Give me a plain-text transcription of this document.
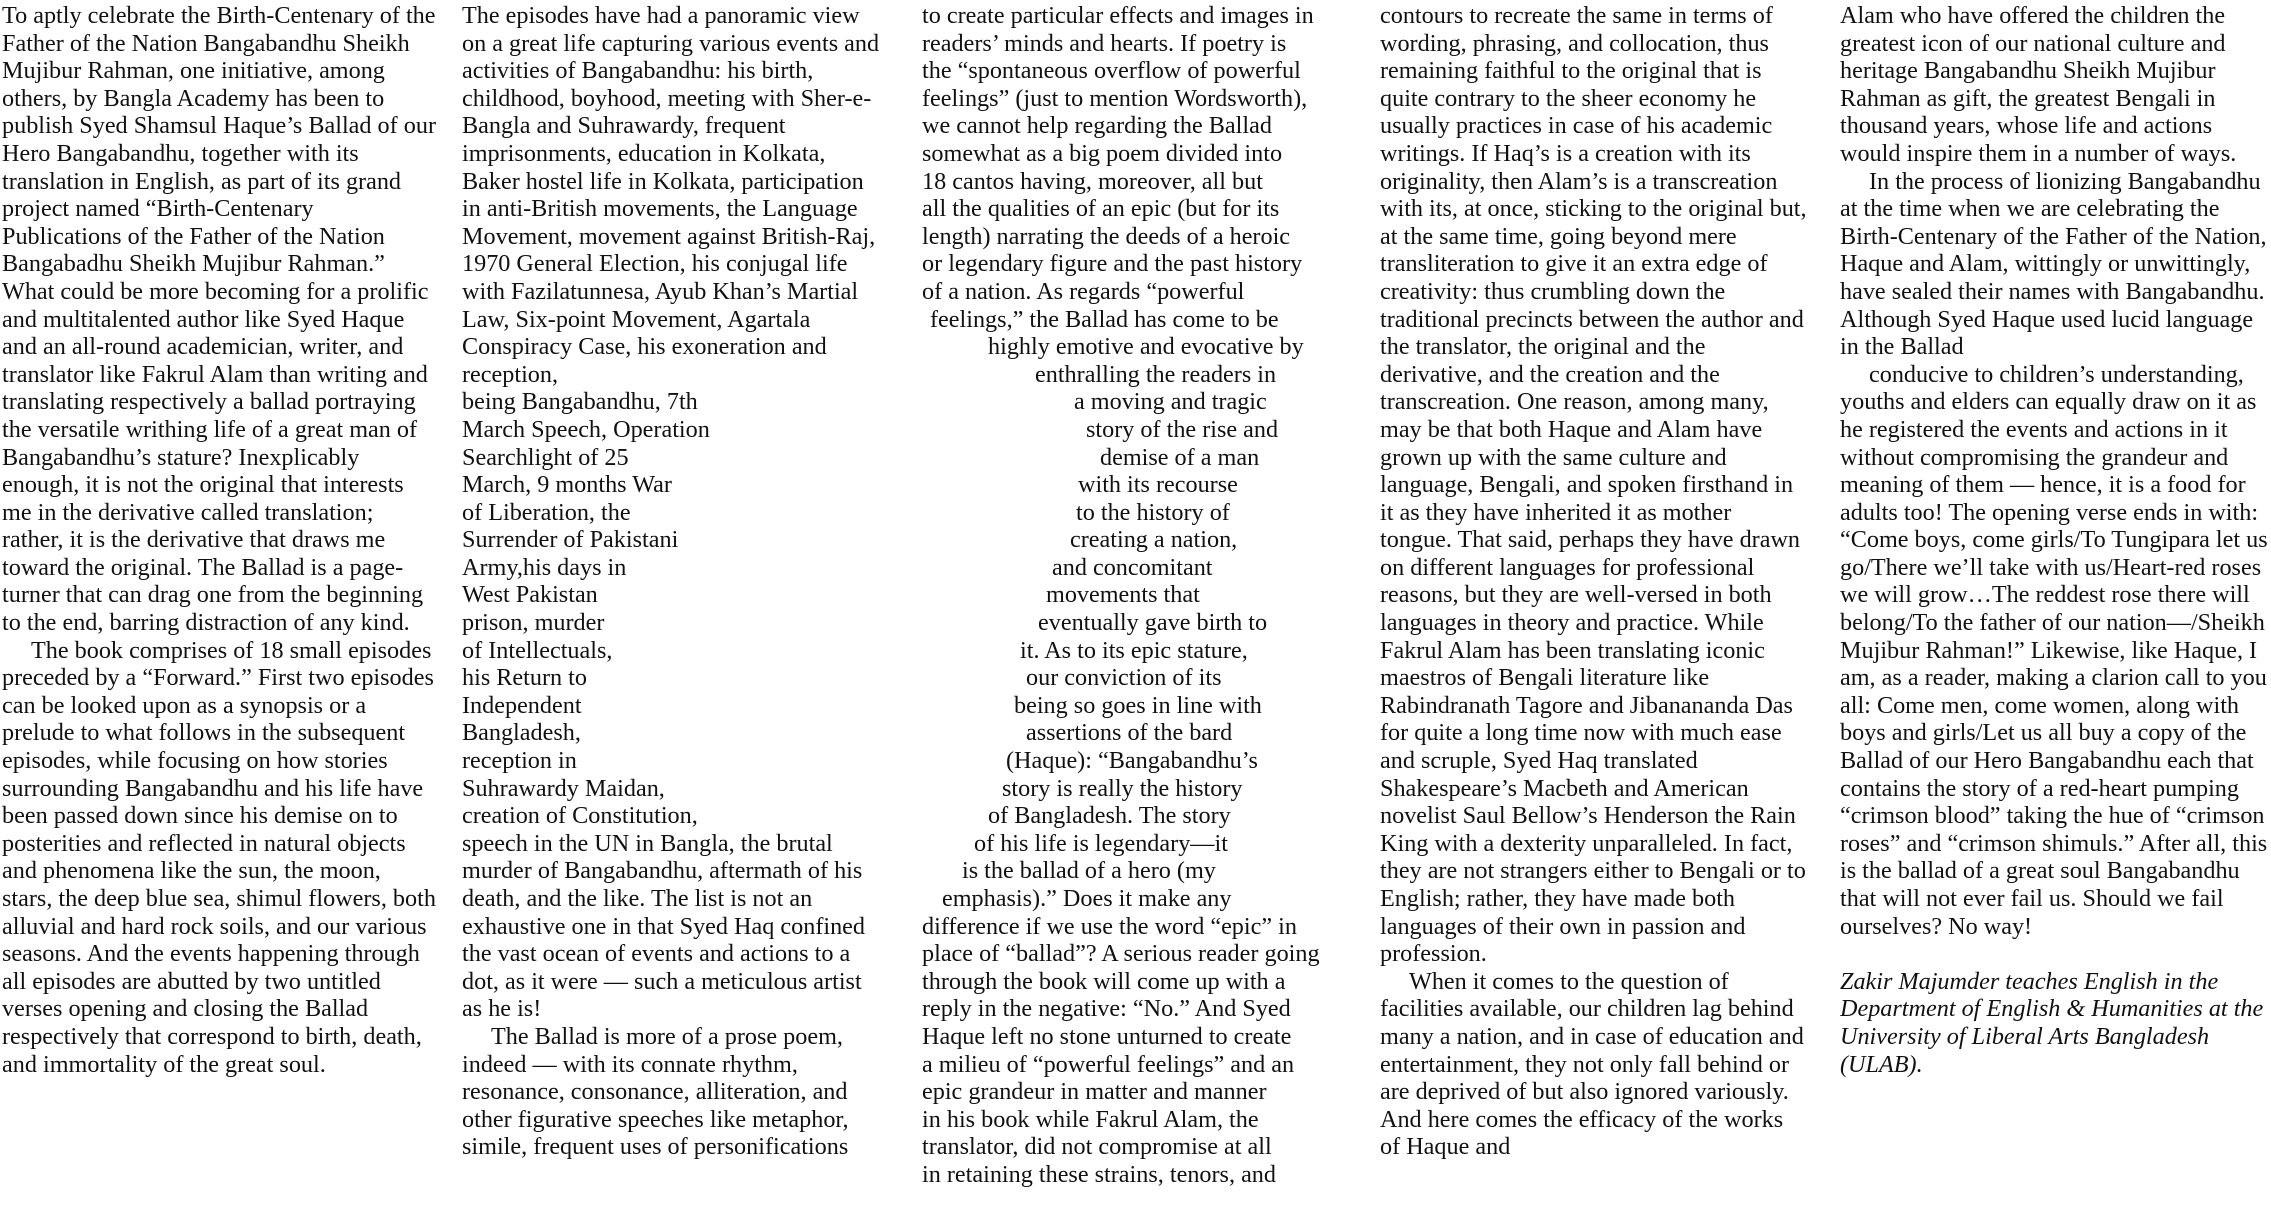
To aptly celebrate the Birth-Centenary of the Father of the Nation Bangabandhu Sheikh Mujibur Rahman, one initiative, among others, by Bangla Academy has been to publish Syed Shamsul Haque’s Ballad of our Hero Bangabandhu, together with its translation in English, as part of its grand project named “Birth-Centenary Publications of the Father of the Nation Bangabadhu Sheikh Mujibur Rahman.” What could be more becoming for a prolific and multitalented author like Syed Haque and an all-round academician, writer, and translator like Fakrul Alam than writing and translating respectively a ballad portraying the versatile writhing life of a great man of Bangabandhu’s stature? Inexplicably enough, it is not the original that interests me in the derivative called translation; rather, it is the derivative that draws me toward the original. The Ballad is a page-turner that can drag one from the beginning to the end, barring distraction of any kind.

The book comprises of 18 small episodes preceded by a “Forward.” First two episodes can be looked upon as a synopsis or a prelude to what follows in the subsequent episodes, while focusing on how stories surrounding Bangabandhu and his life have been passed down since his demise on to posterities and reflected in natural objects and phenomena like the sun, the moon, stars, the deep blue sea, shimul flowers, both alluvial and hard rock soils, and our various seasons. And the events happening through all episodes are abutted by two untitled verses opening and closing the Ballad respectively that correspond to birth, death, and immortality of the great soul.

The episodes have had a panoramic view on a great life capturing various events and activities of Bangabandhu: his birth, childhood, boyhood, meeting with Sher-e-Bangla and Suhrawardy, frequent imprisonments, education in Kolkata, Baker hostel life in Kolkata, participation in anti-British movements, the Language Movement, movement against British-Raj, 1970 General Election, his conjugal life with Fazilatunnesa, Ayub Khan’s Martial Law, Six-point Movement, Agartala Conspiracy Case, his exoneration and reception,

being Bangabandhu, 7th
March Speech, Operation
Searchlight of 25
March, 9 months War
of Liberation, the
Surrender of Pakistani
Army,his days in
West Pakistan
prison, murder
of Intellectuals,
his Return to
Independent
Bangladesh,
reception in
Suhrawardy Maidan,
creation of Constitution,

speech in the UN in Bangla, the brutal murder of Bangabandhu, aftermath of his death, and the like. The list is not an exhaustive one in that Syed Haq confined the vast ocean of events and actions to a dot, as it were — such a meticulous artist as he is!

The Ballad is more of a prose poem, indeed — with its connate rhythm, resonance, consonance, alliteration, and other figurative speeches like metaphor, simile, frequent uses of personifications

to create particular effects and images in
readers’ minds and hearts. If poetry is
the “spontaneous overflow of powerful
feelings” (just to mention Wordsworth),
we cannot help regarding the Ballad
somewhat as a big poem divided into
18 cantos having, moreover, all but
all the qualities of an epic (but for its
length) narrating the deeds of a heroic
or legendary figure and the past history
of a nation. As regards “powerful
feelings,” the Ballad has come to be
highly emotive and evocative by
enthralling the readers in
a moving and tragic
story of the rise and
demise of a man
with its recourse
to the history of
creating a nation,
and concomitant
movements that
eventually gave birth to
it. As to its epic stature,
our conviction of its
being so goes in line with
assertions of the bard
(Haque): “Bangabandhu’s
story is really the history
of Bangladesh. The story
of his life is legendary—it
is the ballad of a hero (my
emphasis).” Does it make any
difference if we use the word “epic” in
place of “ballad”? A serious reader going
through the book will come up with a
reply in the negative: “No.” And Syed
Haque left no stone unturned to create
a milieu of “powerful feelings” and an
epic grandeur in matter and manner
in his book while Fakrul Alam, the
translator, did not compromise at all
in retaining these strains, tenors, and

contours to recreate the same in terms of wording, phrasing, and collocation, thus remaining faithful to the original that is quite contrary to the sheer economy he usually practices in case of his academic writings. If Haq’s is a creation with its originality, then Alam’s is a transcreation with its, at once, sticking to the original but, at the same time, going beyond mere transliteration to give it an extra edge of creativity: thus crumbling down the traditional precincts between the author and the translator, the original and the derivative, and the creation and the transcreation. One reason, among many, may be that both Haque and Alam have grown up with the same culture and language, Bengali, and spoken firsthand in it as they have inherited it as mother tongue. That said, perhaps they have drawn on different languages for professional reasons, but they are well-versed in both languages in theory and practice. While Fakrul Alam has been translating iconic maestros of Bengali literature like Rabindranath Tagore and Jibanananda Das for quite a long time now with much ease and scruple, Syed Haq translated Shakespeare’s Macbeth and American novelist Saul Bellow’s Henderson the Rain King with a dexterity unparalleled. In fact, they are not strangers either to Bengali or to English; rather, they have made both languages of their own in passion and profession.

When it comes to the question of facilities available, our children lag behind many a nation, and in case of education and entertainment, they not only fall behind or are deprived of but also ignored variously. And here comes the efficacy of the works of Haque and

Alam who have offered the children the greatest icon of our national culture and heritage Bangabandhu Sheikh Mujibur Rahman as gift, the greatest Bengali in thousand years, whose life and actions would inspire them in a number of ways.

In the process of lionizing Bangabandhu at the time when we are celebrating the Birth-Centenary of the Father of the Nation, Haque and Alam, wittingly or unwittingly, have sealed their names with Bangabandhu. Although Syed Haque used lucid language in the Ballad

conducive to children’s understanding, youths and elders can equally draw on it as he registered the events and actions in it without compromising the grandeur and meaning of them — hence, it is a food for adults too! The opening verse ends in with: “Come boys, come girls/To Tungipara let us go/There we’ll take with us/Heart-red roses we will grow…The reddest rose there will belong/To the father of our nation—/Sheikh Mujibur Rahman!” Likewise, like Haque, I am, as a reader, making a clarion call to you all: Come men, come women, along with boys and girls/Let us all buy a copy of the Ballad of our Hero Bangabandhu each that contains the story of a red-heart pumping “crimson blood” taking the hue of “crimson roses” and “crimson shimuls.” After all, this is the ballad of a great soul Bangabandhu that will not ever fail us. Should we fail ourselves? No way!

Zakir Majumder teaches English in the Department of English & Humanities at the University of Liberal Arts Bangladesh (ULAB).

*****

Every record above should be transcribed exactly; the pictures stay out of the copy.

Give me a plain-text transcription of this document.
To aptly celebrate the Birth-Centenary of the Father of the Nation Bangabandhu Sheikh Mujibur Rahman, one initiative, among others, by Bangla Academy has been to publish Syed Shamsul Haque’s Ballad of our Hero Bangabandhu, together with its translation in English, as part of its grand project named “Birth-Centenary Publications of the Father of the Nation Bangabadhu Sheikh Mujibur Rahman.” What could be more becoming for a prolific and multitalented author like Syed Haque and an all-round academician, writer, and translator like Fakrul Alam than writing and translating respectively a ballad portraying the versatile writhing life of a great man of Bangabandhu’s stature? Inexplicably enough, it is not the original that interests me in the derivative called translation; rather, it is the derivative that draws me toward the original. The Ballad is a page-turner that can drag one from the beginning to the end, barring distraction of any kind.

The book comprises of 18 small episodes preceded by a “Forward.” First two episodes can be looked upon as a synopsis or a prelude to what follows in the subsequent episodes, while focusing on how stories surrounding Bangabandhu and his life have been passed down since his demise on to posterities and reflected in natural objects and phenomena like the sun, the moon, stars, the deep blue sea, shimul flowers, both alluvial and hard rock soils, and our various seasons. And the events happening through all episodes are abutted by two untitled verses opening and closing the Ballad respectively that correspond to birth, death, and immortality of the great soul.

The episodes have had a panoramic view on a great life capturing various events and activities of Bangabandhu: his birth, childhood, boyhood, meeting with Sher-e-Bangla and Suhrawardy, frequent imprisonments, education in Kolkata, Baker hostel life in Kolkata, participation in anti-British movements, the Language Movement, movement against British-Raj, 1970 General Election, his conjugal life with Fazilatunnesa, Ayub Khan’s Martial Law, Six-point Movement, Agartala Conspiracy Case, his exoneration and reception,

being Bangabandhu, 7th
March Speech, Operation
Searchlight of 25
March, 9 months War
of Liberation, the
Surrender of Pakistani
Army,his days in
West Pakistan
prison, murder
of Intellectuals,
his Return to
Independent
Bangladesh,
reception in
Suhrawardy Maidan,
creation of Constitution,

speech in the UN in Bangla, the brutal murder of Bangabandhu, aftermath of his death, and the like. The list is not an exhaustive one in that Syed Haq confined the vast ocean of events and actions to a dot, as it were — such a meticulous artist as he is!

The Ballad is more of a prose poem, indeed — with its connate rhythm, resonance, consonance, alliteration, and other figurative speeches like metaphor, simile, frequent uses of personifications

to create particular effects and images in
readers’ minds and hearts. If poetry is
the “spontaneous overflow of powerful
feelings” (just to mention Wordsworth),
we cannot help regarding the Ballad
somewhat as a big poem divided into
18 cantos having, moreover, all but
all the qualities of an epic (but for its
length) narrating the deeds of a heroic
or legendary figure and the past history
of a nation. As regards “powerful
feelings,” the Ballad has come to be
highly emotive and evocative by
enthralling the readers in
a moving and tragic
story of the rise and
demise of a man
with its recourse
to the history of
creating a nation,
and concomitant
movements that
eventually gave birth to
it. As to its epic stature,
our conviction of its
being so goes in line with
assertions of the bard
(Haque): “Bangabandhu’s
story is really the history
of Bangladesh. The story
of his life is legendary—it
is the ballad of a hero (my
emphasis).” Does it make any
difference if we use the word “epic” in
place of “ballad”? A serious reader going
through the book will come up with a
reply in the negative: “No.” And Syed
Haque left no stone unturned to create
a milieu of “powerful feelings” and an
epic grandeur in matter and manner
in his book while Fakrul Alam, the
translator, did not compromise at all
in retaining these strains, tenors, and

contours to recreate the same in terms of wording, phrasing, and collocation, thus remaining faithful to the original that is quite contrary to the sheer economy he usually practices in case of his academic writings. If Haq’s is a creation with its originality, then Alam’s is a transcreation with its, at once, sticking to the original but, at the same time, going beyond mere transliteration to give it an extra edge of creativity: thus crumbling down the traditional precincts between the author and the translator, the original and the derivative, and the creation and the transcreation. One reason, among many, may be that both Haque and Alam have grown up with the same culture and language, Bengali, and spoken firsthand in it as they have inherited it as mother tongue. That said, perhaps they have drawn on different languages for professional reasons, but they are well-versed in both languages in theory and practice. While Fakrul Alam has been translating iconic maestros of Bengali literature like Rabindranath Tagore and Jibanananda Das for quite a long time now with much ease and scruple, Syed Haq translated Shakespeare’s Macbeth and American novelist Saul Bellow’s Henderson the Rain King with a dexterity unparalleled. In fact, they are not strangers either to Bengali or to English; rather, they have made both languages of their own in passion and profession.

When it comes to the question of facilities available, our children lag behind many a nation, and in case of education and entertainment, they not only fall behind or are deprived of but also ignored variously. And here comes the efficacy of the works of Haque and

Alam who have offered the children the greatest icon of our national culture and heritage Bangabandhu Sheikh Mujibur Rahman as gift, the greatest Bengali in thousand years, whose life and actions would inspire them in a number of ways.

In the process of lionizing Bangabandhu at the time when we are celebrating the Birth-Centenary of the Father of the Nation, Haque and Alam, wittingly or unwittingly, have sealed their names with Bangabandhu. Although Syed Haque used lucid language in the Ballad

conducive to children’s understanding, youths and elders can equally draw on it as he registered the events and actions in it without compromising the grandeur and meaning of them — hence, it is a food for adults too! The opening verse ends in with: “Come boys, come girls/To Tungipara let us go/There we’ll take with us/Heart-red roses we will grow…The reddest rose there will belong/To the father of our nation—/Sheikh Mujibur Rahman!” Likewise, like Haque, I am, as a reader, making a clarion call to you all: Come men, come women, along with boys and girls/Let us all buy a copy of the Ballad of our Hero Bangabandhu each that contains the story of a red-heart pumping “crimson blood” taking the hue of “crimson roses” and “crimson shimuls.” After all, this is the ballad of a great soul Bangabandhu that will not ever fail us. Should we fail ourselves? No way!

Zakir Majumder teaches English in the Department of English & Humanities at the University of Liberal Arts Bangladesh (ULAB).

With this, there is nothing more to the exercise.